Reproduce the records that follow in full, excluding any picture they contain.
# Data records start
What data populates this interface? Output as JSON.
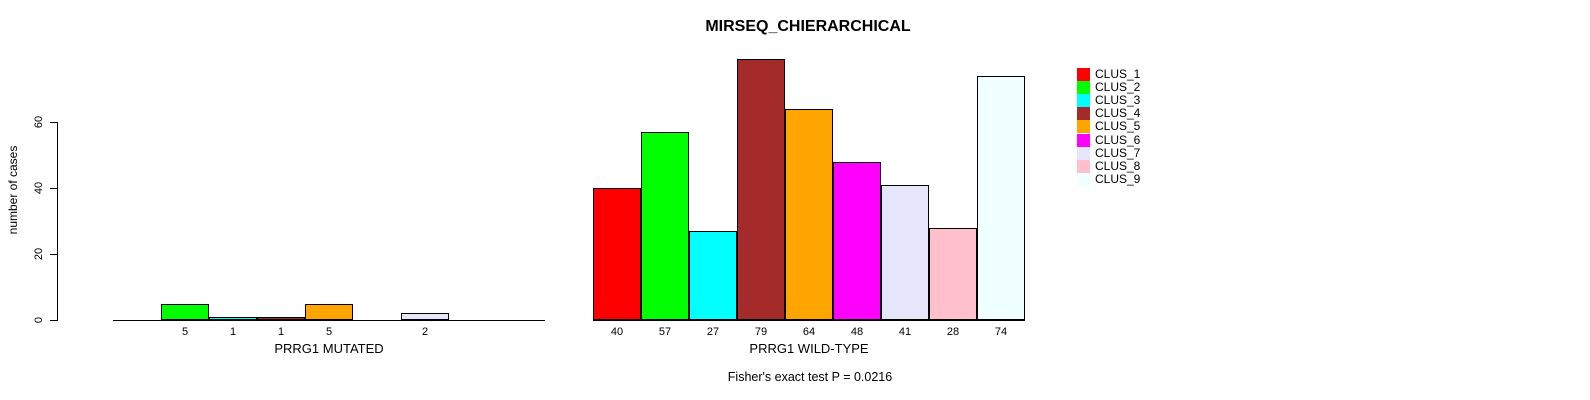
{
  "chart_data": {
    "type": "bar",
    "title": "MIRSEQ_CHIERARCHICAL",
    "ylabel": "number of cases",
    "yticks": [
      0,
      20,
      40,
      60
    ],
    "ylim": [
      0,
      80
    ],
    "grid": false,
    "legend_position": "top-right",
    "bar_border_color": "#000000",
    "clusters": [
      {
        "name": "CLUS_1",
        "color": "#FF0000"
      },
      {
        "name": "CLUS_2",
        "color": "#00FF00"
      },
      {
        "name": "CLUS_3",
        "color": "#00FFFF"
      },
      {
        "name": "CLUS_4",
        "color": "#A52A2A"
      },
      {
        "name": "CLUS_5",
        "color": "#FFA500"
      },
      {
        "name": "CLUS_6",
        "color": "#FF00FF"
      },
      {
        "name": "CLUS_7",
        "color": "#E6E6FA"
      },
      {
        "name": "CLUS_8",
        "color": "#FFC0CB"
      },
      {
        "name": "CLUS_9",
        "color": "#F0FFFF"
      }
    ],
    "groups": [
      {
        "label": "PRRG1 MUTATED",
        "values": [
          0,
          5,
          1,
          1,
          5,
          0,
          2,
          0,
          0
        ]
      },
      {
        "label": "PRRG1 WILD-TYPE",
        "values": [
          40,
          57,
          27,
          79,
          64,
          48,
          41,
          28,
          74
        ]
      }
    ],
    "annotation": "Fisher's exact test P = 0.0216"
  }
}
# Data records end
_Worked answer:_
What data populates this interface? Output as JSON.
{
  "chart_data": {
    "type": "bar",
    "title": "MIRSEQ_CHIERARCHICAL",
    "ylabel": "number of cases",
    "yticks": [
      0,
      20,
      40,
      60
    ],
    "ylim": [
      0,
      80
    ],
    "grid": false,
    "legend_position": "top-right",
    "bar_border_color": "#000000",
    "clusters": [
      {
        "name": "CLUS_1",
        "color": "#FF0000"
      },
      {
        "name": "CLUS_2",
        "color": "#00FF00"
      },
      {
        "name": "CLUS_3",
        "color": "#00FFFF"
      },
      {
        "name": "CLUS_4",
        "color": "#A52A2A"
      },
      {
        "name": "CLUS_5",
        "color": "#FFA500"
      },
      {
        "name": "CLUS_6",
        "color": "#FF00FF"
      },
      {
        "name": "CLUS_7",
        "color": "#E6E6FA"
      },
      {
        "name": "CLUS_8",
        "color": "#FFC0CB"
      },
      {
        "name": "CLUS_9",
        "color": "#F0FFFF"
      }
    ],
    "groups": [
      {
        "label": "PRRG1 MUTATED",
        "values": [
          0,
          5,
          1,
          1,
          5,
          0,
          2,
          0,
          0
        ]
      },
      {
        "label": "PRRG1 WILD-TYPE",
        "values": [
          40,
          57,
          27,
          79,
          64,
          48,
          41,
          28,
          74
        ]
      }
    ],
    "annotation": "Fisher's exact test P = 0.0216"
  }
}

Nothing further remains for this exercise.